* Given instruction *
Write down every entry below once more, exactly.

+ + + + + + +

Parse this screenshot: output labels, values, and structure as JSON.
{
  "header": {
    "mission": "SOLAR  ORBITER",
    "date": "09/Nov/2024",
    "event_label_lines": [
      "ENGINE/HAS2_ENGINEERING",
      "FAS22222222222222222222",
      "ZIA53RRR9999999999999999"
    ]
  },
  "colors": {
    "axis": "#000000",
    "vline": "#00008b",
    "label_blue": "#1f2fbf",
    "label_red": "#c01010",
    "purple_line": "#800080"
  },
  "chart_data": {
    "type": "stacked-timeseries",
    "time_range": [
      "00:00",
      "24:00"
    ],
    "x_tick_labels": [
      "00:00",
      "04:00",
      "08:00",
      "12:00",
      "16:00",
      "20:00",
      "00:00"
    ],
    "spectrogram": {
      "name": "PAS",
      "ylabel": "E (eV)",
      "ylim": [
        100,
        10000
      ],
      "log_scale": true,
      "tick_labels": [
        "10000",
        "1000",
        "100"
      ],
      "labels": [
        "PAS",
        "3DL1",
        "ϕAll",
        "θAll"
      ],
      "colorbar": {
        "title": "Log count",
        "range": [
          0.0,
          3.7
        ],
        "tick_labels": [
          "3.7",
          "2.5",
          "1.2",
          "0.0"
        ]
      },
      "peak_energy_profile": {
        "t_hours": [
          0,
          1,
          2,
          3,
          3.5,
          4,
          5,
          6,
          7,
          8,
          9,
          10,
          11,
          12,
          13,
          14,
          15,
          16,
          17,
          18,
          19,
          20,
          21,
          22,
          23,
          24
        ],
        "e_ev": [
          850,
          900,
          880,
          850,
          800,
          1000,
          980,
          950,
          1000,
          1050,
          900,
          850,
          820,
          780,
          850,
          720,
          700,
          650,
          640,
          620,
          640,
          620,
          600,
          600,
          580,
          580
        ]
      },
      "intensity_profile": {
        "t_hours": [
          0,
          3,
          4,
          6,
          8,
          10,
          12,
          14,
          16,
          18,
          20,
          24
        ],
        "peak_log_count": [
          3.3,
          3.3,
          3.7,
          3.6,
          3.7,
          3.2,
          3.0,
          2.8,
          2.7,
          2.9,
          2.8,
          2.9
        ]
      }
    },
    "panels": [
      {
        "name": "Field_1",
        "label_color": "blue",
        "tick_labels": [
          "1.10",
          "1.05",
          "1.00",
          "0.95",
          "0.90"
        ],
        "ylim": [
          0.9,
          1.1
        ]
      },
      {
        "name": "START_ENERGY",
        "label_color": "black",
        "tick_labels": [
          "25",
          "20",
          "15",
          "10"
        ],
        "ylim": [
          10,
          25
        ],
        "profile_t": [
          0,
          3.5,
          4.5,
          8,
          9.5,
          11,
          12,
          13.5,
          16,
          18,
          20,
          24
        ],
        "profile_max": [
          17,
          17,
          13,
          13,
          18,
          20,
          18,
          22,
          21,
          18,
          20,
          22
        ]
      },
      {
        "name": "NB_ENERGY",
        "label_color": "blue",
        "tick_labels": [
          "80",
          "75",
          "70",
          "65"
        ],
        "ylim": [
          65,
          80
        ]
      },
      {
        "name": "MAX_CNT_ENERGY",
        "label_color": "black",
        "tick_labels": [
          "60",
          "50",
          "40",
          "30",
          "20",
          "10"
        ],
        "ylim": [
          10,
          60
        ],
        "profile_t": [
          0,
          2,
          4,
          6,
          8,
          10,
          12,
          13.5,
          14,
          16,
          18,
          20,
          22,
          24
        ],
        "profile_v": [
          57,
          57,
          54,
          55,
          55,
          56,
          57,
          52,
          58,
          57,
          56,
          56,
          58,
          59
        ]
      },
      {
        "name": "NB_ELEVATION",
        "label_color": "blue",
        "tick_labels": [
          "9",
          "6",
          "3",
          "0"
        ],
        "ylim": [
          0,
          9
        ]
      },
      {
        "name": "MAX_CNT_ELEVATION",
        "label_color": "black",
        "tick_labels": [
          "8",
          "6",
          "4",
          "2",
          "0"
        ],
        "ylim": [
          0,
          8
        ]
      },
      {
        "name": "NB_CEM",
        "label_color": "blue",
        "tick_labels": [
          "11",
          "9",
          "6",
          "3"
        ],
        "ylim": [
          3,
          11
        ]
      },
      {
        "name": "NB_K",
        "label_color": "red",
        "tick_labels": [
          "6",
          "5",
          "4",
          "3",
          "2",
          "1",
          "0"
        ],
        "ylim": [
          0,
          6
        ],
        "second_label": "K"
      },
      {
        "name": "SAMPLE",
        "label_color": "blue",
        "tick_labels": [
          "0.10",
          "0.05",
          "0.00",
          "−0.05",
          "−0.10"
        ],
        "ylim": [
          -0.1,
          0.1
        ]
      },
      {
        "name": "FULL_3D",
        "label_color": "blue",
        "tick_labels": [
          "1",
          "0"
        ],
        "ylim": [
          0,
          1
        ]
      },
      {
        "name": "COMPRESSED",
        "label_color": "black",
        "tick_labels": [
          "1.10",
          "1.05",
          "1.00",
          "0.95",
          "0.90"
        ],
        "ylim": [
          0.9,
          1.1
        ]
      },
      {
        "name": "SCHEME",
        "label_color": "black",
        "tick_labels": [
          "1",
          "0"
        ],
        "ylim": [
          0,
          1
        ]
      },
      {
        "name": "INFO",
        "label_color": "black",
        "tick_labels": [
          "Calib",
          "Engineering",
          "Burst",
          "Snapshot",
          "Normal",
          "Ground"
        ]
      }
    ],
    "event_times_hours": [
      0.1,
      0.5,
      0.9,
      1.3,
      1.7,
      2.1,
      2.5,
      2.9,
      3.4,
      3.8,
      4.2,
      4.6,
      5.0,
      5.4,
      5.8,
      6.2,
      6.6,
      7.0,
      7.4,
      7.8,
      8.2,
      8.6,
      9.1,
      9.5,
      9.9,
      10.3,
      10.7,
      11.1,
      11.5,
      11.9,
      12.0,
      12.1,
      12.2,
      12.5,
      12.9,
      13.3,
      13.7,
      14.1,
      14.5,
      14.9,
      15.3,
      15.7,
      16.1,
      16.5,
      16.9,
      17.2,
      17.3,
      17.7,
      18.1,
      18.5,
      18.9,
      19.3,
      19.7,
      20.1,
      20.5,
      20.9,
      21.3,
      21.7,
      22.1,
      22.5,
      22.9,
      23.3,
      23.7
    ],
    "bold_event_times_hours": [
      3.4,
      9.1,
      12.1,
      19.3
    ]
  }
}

+ + + + + + +

* Answer below *
Parse this screenshot: output labels, values, and structure as JSON.
{
  "header": {
    "mission": "SOLAR  ORBITER",
    "date": "09/Nov/2024",
    "event_label_lines": [
      "ENGINE/HAS2_ENGINEERING",
      "FAS22222222222222222222",
      "ZIA53RRR9999999999999999"
    ]
  },
  "colors": {
    "axis": "#000000",
    "vline": "#00008b",
    "label_blue": "#1f2fbf",
    "label_red": "#c01010",
    "purple_line": "#800080"
  },
  "chart_data": {
    "type": "stacked-timeseries",
    "time_range": [
      "00:00",
      "24:00"
    ],
    "x_tick_labels": [
      "00:00",
      "04:00",
      "08:00",
      "12:00",
      "16:00",
      "20:00",
      "00:00"
    ],
    "spectrogram": {
      "name": "PAS",
      "ylabel": "E (eV)",
      "ylim": [
        100,
        10000
      ],
      "log_scale": true,
      "tick_labels": [
        "10000",
        "1000",
        "100"
      ],
      "labels": [
        "PAS",
        "3DL1",
        "ϕAll",
        "θAll"
      ],
      "colorbar": {
        "title": "Log count",
        "range": [
          0.0,
          3.7
        ],
        "tick_labels": [
          "3.7",
          "2.5",
          "1.2",
          "0.0"
        ]
      },
      "peak_energy_profile": {
        "t_hours": [
          0,
          1,
          2,
          3,
          3.5,
          4,
          5,
          6,
          7,
          8,
          9,
          10,
          11,
          12,
          13,
          14,
          15,
          16,
          17,
          18,
          19,
          20,
          21,
          22,
          23,
          24
        ],
        "e_ev": [
          850,
          900,
          880,
          850,
          800,
          1000,
          980,
          950,
          1000,
          1050,
          900,
          850,
          820,
          780,
          850,
          720,
          700,
          650,
          640,
          620,
          640,
          620,
          600,
          600,
          580,
          580
        ]
      },
      "intensity_profile": {
        "t_hours": [
          0,
          3,
          4,
          6,
          8,
          10,
          12,
          14,
          16,
          18,
          20,
          24
        ],
        "peak_log_count": [
          3.3,
          3.3,
          3.7,
          3.6,
          3.7,
          3.2,
          3.0,
          2.8,
          2.7,
          2.9,
          2.8,
          2.9
        ]
      }
    },
    "panels": [
      {
        "name": "Field_1",
        "label_color": "blue",
        "tick_labels": [
          "1.10",
          "1.05",
          "1.00",
          "0.95",
          "0.90"
        ],
        "ylim": [
          0.9,
          1.1
        ]
      },
      {
        "name": "START_ENERGY",
        "label_color": "black",
        "tick_labels": [
          "25",
          "20",
          "15",
          "10"
        ],
        "ylim": [
          10,
          25
        ],
        "profile_t": [
          0,
          3.5,
          4.5,
          8,
          9.5,
          11,
          12,
          13.5,
          16,
          18,
          20,
          24
        ],
        "profile_max": [
          17,
          17,
          13,
          13,
          18,
          20,
          18,
          22,
          21,
          18,
          20,
          22
        ]
      },
      {
        "name": "NB_ENERGY",
        "label_color": "blue",
        "tick_labels": [
          "80",
          "75",
          "70",
          "65"
        ],
        "ylim": [
          65,
          80
        ]
      },
      {
        "name": "MAX_CNT_ENERGY",
        "label_color": "black",
        "tick_labels": [
          "60",
          "50",
          "40",
          "30",
          "20",
          "10"
        ],
        "ylim": [
          10,
          60
        ],
        "profile_t": [
          0,
          2,
          4,
          6,
          8,
          10,
          12,
          13.5,
          14,
          16,
          18,
          20,
          22,
          24
        ],
        "profile_v": [
          57,
          57,
          54,
          55,
          55,
          56,
          57,
          52,
          58,
          57,
          56,
          56,
          58,
          59
        ]
      },
      {
        "name": "NB_ELEVATION",
        "label_color": "blue",
        "tick_labels": [
          "9",
          "6",
          "3",
          "0"
        ],
        "ylim": [
          0,
          9
        ]
      },
      {
        "name": "MAX_CNT_ELEVATION",
        "label_color": "black",
        "tick_labels": [
          "8",
          "6",
          "4",
          "2",
          "0"
        ],
        "ylim": [
          0,
          8
        ]
      },
      {
        "name": "NB_CEM",
        "label_color": "blue",
        "tick_labels": [
          "11",
          "9",
          "6",
          "3"
        ],
        "ylim": [
          3,
          11
        ]
      },
      {
        "name": "NB_K",
        "label_color": "red",
        "tick_labels": [
          "6",
          "5",
          "4",
          "3",
          "2",
          "1",
          "0"
        ],
        "ylim": [
          0,
          6
        ],
        "second_label": "K"
      },
      {
        "name": "SAMPLE",
        "label_color": "blue",
        "tick_labels": [
          "0.10",
          "0.05",
          "0.00",
          "−0.05",
          "−0.10"
        ],
        "ylim": [
          -0.1,
          0.1
        ]
      },
      {
        "name": "FULL_3D",
        "label_color": "blue",
        "tick_labels": [
          "1",
          "0"
        ],
        "ylim": [
          0,
          1
        ]
      },
      {
        "name": "COMPRESSED",
        "label_color": "black",
        "tick_labels": [
          "1.10",
          "1.05",
          "1.00",
          "0.95",
          "0.90"
        ],
        "ylim": [
          0.9,
          1.1
        ]
      },
      {
        "name": "SCHEME",
        "label_color": "black",
        "tick_labels": [
          "1",
          "0"
        ],
        "ylim": [
          0,
          1
        ]
      },
      {
        "name": "INFO",
        "label_color": "black",
        "tick_labels": [
          "Calib",
          "Engineering",
          "Burst",
          "Snapshot",
          "Normal",
          "Ground"
        ]
      }
    ],
    "event_times_hours": [
      0.1,
      0.5,
      0.9,
      1.3,
      1.7,
      2.1,
      2.5,
      2.9,
      3.4,
      3.8,
      4.2,
      4.6,
      5.0,
      5.4,
      5.8,
      6.2,
      6.6,
      7.0,
      7.4,
      7.8,
      8.2,
      8.6,
      9.1,
      9.5,
      9.9,
      10.3,
      10.7,
      11.1,
      11.5,
      11.9,
      12.0,
      12.1,
      12.2,
      12.5,
      12.9,
      13.3,
      13.7,
      14.1,
      14.5,
      14.9,
      15.3,
      15.7,
      16.1,
      16.5,
      16.9,
      17.2,
      17.3,
      17.7,
      18.1,
      18.5,
      18.9,
      19.3,
      19.7,
      20.1,
      20.5,
      20.9,
      21.3,
      21.7,
      22.1,
      22.5,
      22.9,
      23.3,
      23.7
    ],
    "bold_event_times_hours": [
      3.4,
      9.1,
      12.1,
      19.3
    ]
  }
}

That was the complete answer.